:: Given information ::

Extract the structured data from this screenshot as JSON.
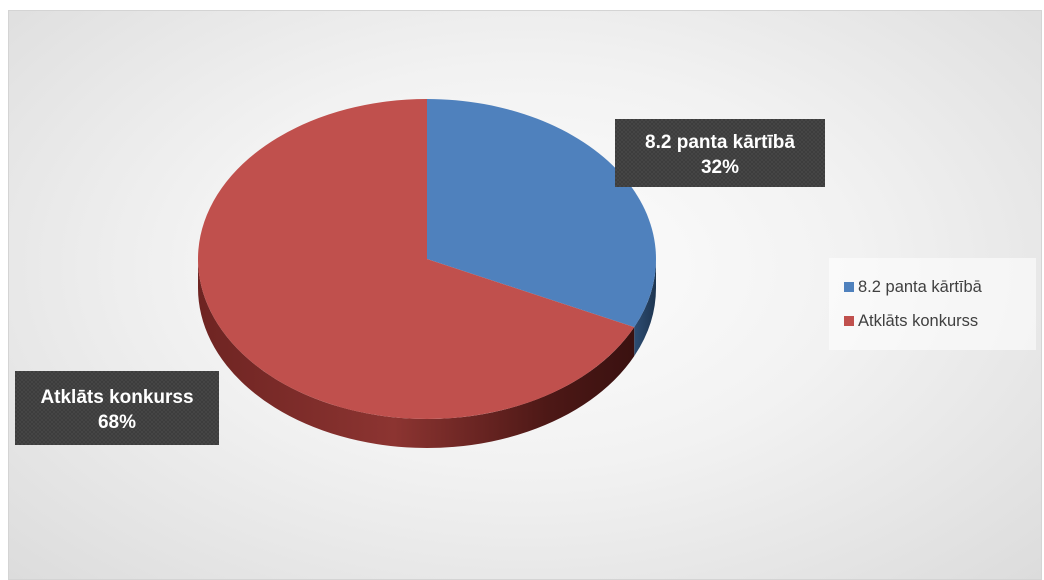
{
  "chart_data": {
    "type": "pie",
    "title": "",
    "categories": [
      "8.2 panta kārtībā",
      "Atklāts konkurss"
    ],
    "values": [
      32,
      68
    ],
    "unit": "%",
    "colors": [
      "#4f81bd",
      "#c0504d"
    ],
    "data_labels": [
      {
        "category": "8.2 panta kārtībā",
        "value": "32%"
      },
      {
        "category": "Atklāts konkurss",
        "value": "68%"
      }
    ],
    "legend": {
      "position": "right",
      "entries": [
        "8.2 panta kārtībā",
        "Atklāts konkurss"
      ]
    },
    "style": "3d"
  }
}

:::
:: Given information ::

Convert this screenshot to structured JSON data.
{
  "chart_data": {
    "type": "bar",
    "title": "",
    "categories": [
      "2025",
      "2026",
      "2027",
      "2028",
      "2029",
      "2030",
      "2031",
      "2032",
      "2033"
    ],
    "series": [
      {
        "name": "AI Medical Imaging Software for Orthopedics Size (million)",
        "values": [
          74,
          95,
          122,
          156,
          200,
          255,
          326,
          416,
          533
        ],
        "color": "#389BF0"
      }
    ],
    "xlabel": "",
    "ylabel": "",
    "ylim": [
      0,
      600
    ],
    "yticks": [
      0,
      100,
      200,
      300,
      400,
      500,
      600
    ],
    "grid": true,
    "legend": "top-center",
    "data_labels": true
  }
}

:::
:: Given information ::

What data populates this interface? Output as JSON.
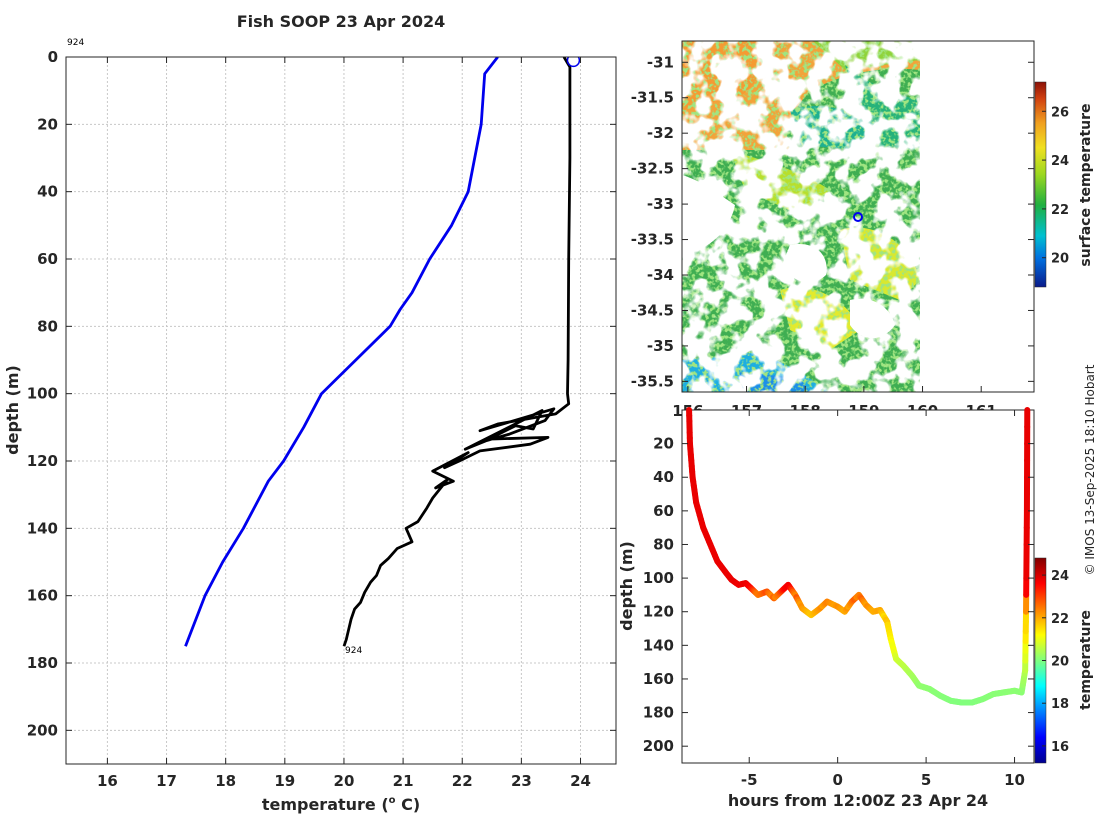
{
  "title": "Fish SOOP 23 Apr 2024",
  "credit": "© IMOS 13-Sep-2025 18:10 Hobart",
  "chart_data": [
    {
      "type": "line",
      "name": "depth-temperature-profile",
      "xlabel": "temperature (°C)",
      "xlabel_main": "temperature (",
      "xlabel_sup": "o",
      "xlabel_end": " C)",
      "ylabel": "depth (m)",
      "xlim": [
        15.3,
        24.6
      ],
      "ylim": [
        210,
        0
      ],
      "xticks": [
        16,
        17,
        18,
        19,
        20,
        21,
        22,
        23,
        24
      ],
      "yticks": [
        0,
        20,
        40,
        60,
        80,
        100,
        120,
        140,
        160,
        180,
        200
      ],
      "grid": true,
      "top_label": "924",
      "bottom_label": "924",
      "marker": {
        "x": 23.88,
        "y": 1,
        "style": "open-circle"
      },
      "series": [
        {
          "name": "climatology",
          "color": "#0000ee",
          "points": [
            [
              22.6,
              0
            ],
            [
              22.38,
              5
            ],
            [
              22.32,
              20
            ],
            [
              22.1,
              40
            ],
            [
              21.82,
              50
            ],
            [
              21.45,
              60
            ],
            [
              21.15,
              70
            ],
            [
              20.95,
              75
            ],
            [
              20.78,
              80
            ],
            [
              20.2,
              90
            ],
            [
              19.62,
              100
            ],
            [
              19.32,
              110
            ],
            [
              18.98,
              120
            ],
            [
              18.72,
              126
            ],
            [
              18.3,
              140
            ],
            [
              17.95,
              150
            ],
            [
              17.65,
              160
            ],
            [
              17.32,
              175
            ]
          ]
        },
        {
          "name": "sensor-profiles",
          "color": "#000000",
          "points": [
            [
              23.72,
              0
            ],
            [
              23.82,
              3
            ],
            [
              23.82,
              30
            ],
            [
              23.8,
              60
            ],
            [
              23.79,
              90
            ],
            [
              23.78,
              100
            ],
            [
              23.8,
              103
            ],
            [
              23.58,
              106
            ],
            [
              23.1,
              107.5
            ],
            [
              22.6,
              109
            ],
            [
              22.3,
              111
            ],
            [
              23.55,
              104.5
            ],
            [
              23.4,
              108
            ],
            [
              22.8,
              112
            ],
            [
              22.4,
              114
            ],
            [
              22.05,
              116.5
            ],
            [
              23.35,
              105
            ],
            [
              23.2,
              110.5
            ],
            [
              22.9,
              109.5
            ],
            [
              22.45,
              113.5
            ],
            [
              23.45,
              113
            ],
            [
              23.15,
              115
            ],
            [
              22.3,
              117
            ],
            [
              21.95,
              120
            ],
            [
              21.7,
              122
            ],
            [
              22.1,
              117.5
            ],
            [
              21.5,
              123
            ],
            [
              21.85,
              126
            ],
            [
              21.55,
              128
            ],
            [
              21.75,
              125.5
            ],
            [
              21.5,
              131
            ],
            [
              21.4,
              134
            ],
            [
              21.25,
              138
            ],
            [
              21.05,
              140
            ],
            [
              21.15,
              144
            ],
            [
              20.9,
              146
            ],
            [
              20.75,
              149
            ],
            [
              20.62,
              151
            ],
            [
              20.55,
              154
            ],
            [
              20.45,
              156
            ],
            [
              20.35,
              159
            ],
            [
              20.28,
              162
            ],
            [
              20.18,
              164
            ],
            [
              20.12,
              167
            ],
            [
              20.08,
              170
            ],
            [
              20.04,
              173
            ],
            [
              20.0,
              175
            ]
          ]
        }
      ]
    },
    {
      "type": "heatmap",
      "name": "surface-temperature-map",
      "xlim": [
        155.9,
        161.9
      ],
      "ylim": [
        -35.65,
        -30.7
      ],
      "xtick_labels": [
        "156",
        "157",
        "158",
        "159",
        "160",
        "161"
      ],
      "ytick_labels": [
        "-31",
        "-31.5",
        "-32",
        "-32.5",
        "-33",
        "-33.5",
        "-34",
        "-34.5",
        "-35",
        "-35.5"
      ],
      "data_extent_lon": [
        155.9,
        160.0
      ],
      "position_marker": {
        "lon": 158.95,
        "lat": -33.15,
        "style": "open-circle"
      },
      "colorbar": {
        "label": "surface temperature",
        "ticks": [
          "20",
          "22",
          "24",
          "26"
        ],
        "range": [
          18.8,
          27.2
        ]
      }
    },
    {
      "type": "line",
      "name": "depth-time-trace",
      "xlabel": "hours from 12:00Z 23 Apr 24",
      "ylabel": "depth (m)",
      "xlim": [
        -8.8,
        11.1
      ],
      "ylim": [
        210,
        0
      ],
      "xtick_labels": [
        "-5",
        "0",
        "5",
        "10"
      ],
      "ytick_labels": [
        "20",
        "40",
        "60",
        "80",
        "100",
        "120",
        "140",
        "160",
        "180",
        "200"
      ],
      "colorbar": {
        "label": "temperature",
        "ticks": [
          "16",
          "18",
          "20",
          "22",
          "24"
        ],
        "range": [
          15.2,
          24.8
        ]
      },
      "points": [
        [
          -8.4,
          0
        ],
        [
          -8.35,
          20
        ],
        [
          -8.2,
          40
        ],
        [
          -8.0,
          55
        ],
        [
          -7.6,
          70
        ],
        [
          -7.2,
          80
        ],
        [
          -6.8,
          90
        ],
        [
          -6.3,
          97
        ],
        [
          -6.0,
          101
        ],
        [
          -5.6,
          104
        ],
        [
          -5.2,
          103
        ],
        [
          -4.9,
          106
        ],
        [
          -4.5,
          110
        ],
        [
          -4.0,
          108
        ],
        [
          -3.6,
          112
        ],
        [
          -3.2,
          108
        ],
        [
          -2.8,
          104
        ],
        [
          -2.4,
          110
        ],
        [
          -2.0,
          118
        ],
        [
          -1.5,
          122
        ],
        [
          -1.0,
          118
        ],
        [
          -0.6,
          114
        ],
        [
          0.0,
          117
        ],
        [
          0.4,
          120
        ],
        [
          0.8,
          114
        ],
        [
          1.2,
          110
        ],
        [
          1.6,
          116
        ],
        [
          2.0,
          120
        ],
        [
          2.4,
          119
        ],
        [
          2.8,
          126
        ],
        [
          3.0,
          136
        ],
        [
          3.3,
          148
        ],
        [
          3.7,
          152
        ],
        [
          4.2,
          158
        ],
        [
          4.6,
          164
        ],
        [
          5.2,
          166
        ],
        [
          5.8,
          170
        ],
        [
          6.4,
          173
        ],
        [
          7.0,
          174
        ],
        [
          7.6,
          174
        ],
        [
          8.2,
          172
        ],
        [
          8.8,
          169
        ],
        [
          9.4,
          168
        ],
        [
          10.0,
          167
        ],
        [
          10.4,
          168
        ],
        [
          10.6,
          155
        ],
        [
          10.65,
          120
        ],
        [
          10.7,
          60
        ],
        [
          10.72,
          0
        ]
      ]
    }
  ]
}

:::

» **What to produce**
Gather from the data above every line with the string "name".

» **Answer for the task**
        "name": "AI Medical Imaging Software for Orthopedics Size (million)",
      "name": "depth-temperature-profile",
          "name": "climatology",
          "name": "sensor-profiles",
      "name": "surface-temperature-map",
      "name": "depth-time-trace",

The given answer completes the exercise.